Exercise description:
Extract every line that includes the string "Adhesion".

Records to process:
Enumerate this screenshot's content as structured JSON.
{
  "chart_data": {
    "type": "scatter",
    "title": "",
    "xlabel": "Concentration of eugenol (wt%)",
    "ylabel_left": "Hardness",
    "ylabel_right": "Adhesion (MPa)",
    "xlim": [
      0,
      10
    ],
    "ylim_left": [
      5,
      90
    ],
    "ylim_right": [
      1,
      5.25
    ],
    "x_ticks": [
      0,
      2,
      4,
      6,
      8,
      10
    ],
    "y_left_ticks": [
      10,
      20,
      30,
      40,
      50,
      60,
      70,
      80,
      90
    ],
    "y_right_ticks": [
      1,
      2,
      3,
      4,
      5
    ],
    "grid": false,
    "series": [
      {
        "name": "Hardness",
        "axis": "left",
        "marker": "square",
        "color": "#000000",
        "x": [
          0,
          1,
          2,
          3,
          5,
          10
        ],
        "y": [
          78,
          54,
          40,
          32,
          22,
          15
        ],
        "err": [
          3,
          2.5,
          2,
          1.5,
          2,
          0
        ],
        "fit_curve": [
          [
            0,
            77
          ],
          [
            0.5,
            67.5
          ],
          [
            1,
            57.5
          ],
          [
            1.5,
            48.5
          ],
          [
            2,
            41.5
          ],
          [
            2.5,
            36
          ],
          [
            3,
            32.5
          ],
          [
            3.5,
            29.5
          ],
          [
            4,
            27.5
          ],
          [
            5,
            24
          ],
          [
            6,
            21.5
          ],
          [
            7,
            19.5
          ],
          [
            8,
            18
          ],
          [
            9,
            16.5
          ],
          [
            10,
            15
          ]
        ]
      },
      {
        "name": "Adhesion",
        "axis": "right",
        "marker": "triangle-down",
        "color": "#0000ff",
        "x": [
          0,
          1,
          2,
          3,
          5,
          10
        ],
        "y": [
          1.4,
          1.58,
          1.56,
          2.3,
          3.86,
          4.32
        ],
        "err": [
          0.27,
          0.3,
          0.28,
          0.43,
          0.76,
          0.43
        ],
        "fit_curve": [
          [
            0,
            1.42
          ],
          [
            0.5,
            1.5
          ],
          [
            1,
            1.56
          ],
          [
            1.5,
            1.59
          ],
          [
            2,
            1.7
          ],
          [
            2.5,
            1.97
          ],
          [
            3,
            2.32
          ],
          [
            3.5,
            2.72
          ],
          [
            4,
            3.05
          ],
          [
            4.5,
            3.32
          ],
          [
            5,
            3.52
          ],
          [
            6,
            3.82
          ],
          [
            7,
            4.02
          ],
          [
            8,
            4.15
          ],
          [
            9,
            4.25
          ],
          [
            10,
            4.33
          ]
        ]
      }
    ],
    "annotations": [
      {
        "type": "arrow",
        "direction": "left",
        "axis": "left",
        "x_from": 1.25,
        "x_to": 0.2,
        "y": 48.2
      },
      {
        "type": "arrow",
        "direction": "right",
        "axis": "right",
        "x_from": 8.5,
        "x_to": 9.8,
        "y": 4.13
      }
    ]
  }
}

Answer for this exercise:
    "ylabel_right": "Adhesion (MPa)",
        "name": "Adhesion",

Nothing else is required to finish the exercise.